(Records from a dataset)
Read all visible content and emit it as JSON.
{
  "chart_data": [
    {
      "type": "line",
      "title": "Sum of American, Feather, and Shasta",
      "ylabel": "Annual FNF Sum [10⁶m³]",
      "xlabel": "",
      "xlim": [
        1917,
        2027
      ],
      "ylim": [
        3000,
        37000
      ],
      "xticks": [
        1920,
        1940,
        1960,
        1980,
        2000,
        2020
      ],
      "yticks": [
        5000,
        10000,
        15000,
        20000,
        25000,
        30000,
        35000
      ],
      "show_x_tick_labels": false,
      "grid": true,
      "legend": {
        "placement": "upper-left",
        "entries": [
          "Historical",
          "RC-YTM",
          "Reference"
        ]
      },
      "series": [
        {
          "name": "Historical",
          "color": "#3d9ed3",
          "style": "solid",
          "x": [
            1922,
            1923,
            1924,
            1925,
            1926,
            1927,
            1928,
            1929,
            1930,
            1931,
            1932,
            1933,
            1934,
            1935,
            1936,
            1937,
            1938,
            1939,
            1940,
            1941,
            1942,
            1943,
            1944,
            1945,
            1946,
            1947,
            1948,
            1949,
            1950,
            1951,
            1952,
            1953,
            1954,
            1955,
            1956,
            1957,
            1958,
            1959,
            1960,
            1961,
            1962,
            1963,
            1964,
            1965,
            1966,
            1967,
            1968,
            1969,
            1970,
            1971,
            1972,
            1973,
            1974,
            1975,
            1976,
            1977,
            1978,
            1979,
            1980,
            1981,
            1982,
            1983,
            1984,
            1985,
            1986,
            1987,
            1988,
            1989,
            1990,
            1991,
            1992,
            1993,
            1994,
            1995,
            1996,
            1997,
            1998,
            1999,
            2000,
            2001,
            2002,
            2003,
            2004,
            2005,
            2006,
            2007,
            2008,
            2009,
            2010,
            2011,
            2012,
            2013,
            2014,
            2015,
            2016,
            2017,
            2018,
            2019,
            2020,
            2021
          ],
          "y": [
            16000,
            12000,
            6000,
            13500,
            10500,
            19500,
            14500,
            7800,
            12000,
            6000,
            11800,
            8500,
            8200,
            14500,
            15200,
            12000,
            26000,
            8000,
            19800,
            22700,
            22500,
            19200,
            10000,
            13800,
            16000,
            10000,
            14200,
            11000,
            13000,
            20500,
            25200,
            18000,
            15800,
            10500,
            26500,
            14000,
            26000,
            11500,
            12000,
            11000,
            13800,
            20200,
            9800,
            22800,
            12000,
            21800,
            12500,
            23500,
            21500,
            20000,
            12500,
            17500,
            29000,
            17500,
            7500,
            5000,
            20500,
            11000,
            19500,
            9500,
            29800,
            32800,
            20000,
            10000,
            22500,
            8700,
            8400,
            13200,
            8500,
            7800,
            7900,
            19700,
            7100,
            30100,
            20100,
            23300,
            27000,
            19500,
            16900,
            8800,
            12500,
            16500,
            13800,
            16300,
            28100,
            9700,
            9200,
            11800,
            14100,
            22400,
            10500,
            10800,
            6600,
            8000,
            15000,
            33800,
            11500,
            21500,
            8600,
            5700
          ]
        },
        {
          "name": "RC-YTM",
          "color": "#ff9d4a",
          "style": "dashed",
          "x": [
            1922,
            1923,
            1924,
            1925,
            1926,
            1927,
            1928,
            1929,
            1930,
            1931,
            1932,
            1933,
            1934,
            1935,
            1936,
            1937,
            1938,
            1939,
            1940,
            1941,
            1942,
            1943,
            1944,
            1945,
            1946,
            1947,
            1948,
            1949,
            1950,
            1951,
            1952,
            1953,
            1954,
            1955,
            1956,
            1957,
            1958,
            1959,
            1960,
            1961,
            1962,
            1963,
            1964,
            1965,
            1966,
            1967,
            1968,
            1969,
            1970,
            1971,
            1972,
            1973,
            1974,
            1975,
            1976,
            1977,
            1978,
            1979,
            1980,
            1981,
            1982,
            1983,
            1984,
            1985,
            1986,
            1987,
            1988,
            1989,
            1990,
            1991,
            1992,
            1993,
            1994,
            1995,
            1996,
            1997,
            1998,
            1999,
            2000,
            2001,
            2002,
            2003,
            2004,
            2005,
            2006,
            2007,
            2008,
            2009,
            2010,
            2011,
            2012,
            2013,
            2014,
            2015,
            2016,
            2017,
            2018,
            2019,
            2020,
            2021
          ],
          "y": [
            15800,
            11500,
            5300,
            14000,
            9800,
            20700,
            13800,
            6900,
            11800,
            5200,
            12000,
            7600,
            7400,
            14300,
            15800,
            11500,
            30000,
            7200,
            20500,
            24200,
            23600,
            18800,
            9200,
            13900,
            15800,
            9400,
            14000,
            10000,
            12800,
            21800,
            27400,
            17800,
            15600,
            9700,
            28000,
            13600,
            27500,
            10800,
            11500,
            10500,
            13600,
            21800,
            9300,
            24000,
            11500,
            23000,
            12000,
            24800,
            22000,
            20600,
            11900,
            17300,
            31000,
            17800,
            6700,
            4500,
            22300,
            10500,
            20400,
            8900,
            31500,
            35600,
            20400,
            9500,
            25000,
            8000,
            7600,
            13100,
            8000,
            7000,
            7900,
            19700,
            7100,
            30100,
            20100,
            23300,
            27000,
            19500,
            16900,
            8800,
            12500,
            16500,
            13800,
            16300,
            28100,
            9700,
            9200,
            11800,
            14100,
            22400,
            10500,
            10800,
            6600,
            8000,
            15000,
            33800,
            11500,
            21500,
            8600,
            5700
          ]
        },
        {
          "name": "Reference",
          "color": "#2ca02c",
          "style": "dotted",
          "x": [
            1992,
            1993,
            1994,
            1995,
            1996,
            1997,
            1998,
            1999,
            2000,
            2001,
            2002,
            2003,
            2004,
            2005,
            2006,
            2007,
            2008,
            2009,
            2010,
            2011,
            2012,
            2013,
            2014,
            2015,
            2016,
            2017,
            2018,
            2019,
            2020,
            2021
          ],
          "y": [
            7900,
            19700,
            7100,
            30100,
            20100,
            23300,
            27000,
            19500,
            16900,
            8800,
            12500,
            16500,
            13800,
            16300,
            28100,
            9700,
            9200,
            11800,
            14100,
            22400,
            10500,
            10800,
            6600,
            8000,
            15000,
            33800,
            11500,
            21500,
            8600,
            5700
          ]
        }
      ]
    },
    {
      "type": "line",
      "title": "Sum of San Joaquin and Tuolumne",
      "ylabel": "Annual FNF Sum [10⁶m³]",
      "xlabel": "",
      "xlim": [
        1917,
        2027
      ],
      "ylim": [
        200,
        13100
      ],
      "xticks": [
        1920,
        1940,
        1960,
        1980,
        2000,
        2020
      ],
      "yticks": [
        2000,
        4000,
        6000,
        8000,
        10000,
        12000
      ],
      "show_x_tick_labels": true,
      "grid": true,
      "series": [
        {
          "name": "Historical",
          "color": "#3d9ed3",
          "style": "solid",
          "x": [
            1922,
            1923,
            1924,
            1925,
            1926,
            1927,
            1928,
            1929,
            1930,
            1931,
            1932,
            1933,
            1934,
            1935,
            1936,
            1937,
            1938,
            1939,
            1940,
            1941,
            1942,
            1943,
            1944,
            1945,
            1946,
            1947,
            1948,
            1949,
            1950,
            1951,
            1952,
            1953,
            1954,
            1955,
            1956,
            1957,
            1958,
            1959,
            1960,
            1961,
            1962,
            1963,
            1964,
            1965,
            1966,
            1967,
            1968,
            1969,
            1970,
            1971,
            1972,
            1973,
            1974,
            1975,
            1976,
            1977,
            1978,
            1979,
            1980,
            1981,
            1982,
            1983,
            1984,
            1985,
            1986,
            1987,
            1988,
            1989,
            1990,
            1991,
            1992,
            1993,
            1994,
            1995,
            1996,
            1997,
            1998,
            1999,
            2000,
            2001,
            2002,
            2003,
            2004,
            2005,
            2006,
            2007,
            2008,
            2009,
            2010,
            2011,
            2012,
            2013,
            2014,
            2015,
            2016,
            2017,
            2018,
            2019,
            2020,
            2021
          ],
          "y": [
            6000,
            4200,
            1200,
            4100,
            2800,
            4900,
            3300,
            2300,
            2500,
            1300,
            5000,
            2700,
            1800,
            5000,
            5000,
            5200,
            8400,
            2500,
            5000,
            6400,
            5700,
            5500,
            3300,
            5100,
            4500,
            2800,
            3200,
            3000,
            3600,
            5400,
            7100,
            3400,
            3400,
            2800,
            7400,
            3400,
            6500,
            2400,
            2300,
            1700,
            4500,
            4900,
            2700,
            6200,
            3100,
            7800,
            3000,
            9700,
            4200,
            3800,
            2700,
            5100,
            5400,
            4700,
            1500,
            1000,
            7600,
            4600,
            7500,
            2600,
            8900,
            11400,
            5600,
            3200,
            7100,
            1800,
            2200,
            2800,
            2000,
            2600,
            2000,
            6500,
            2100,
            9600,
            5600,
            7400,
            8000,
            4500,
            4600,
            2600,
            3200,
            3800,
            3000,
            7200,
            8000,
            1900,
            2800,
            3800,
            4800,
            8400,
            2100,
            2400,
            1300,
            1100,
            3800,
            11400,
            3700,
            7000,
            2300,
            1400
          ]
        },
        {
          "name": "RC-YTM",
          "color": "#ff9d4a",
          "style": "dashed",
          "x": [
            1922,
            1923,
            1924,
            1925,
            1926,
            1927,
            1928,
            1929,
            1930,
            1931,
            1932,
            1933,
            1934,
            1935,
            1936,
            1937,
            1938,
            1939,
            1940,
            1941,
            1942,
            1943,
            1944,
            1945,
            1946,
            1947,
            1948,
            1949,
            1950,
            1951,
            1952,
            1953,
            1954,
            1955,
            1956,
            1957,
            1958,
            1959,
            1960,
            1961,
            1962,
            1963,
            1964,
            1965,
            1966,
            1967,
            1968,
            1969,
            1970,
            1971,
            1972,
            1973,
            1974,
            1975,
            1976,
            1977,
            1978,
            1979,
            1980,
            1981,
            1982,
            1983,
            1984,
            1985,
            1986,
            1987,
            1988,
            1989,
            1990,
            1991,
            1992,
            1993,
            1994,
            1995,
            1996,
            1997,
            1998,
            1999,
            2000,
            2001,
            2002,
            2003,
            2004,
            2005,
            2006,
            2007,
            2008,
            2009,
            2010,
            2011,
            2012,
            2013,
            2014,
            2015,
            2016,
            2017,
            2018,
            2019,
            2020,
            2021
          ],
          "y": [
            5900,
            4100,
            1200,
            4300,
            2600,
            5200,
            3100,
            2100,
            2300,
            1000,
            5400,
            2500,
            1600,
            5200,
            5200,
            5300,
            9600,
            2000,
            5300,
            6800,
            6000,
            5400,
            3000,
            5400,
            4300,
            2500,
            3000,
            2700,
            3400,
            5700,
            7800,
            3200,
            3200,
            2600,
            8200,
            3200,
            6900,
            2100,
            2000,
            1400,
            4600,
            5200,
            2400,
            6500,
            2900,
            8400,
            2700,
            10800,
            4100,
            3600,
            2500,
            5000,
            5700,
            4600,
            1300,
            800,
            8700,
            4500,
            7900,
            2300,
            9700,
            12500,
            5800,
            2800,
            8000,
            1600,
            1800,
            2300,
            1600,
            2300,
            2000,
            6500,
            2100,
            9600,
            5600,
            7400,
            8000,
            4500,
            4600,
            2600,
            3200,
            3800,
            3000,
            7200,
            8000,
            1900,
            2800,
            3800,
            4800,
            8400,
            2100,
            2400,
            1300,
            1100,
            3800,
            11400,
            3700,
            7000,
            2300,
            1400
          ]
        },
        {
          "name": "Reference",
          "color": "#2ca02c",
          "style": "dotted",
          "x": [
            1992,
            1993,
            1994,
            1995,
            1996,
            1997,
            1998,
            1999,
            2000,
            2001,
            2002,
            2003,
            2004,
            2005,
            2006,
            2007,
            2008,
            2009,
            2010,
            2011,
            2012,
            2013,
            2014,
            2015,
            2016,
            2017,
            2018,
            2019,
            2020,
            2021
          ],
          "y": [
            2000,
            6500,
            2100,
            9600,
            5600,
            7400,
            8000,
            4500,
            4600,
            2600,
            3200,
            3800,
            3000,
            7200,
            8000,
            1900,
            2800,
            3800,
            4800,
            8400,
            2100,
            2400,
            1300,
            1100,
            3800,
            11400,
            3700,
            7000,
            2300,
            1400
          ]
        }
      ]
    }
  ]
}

## SHORT PROBLEM
Note every line above where the string "title" shows up, and copy those lines.

## CORRECT RESULT
      "title": "Sum of American, Feather, and Shasta",
      "title": "Sum of San Joaquin and Tuolumne",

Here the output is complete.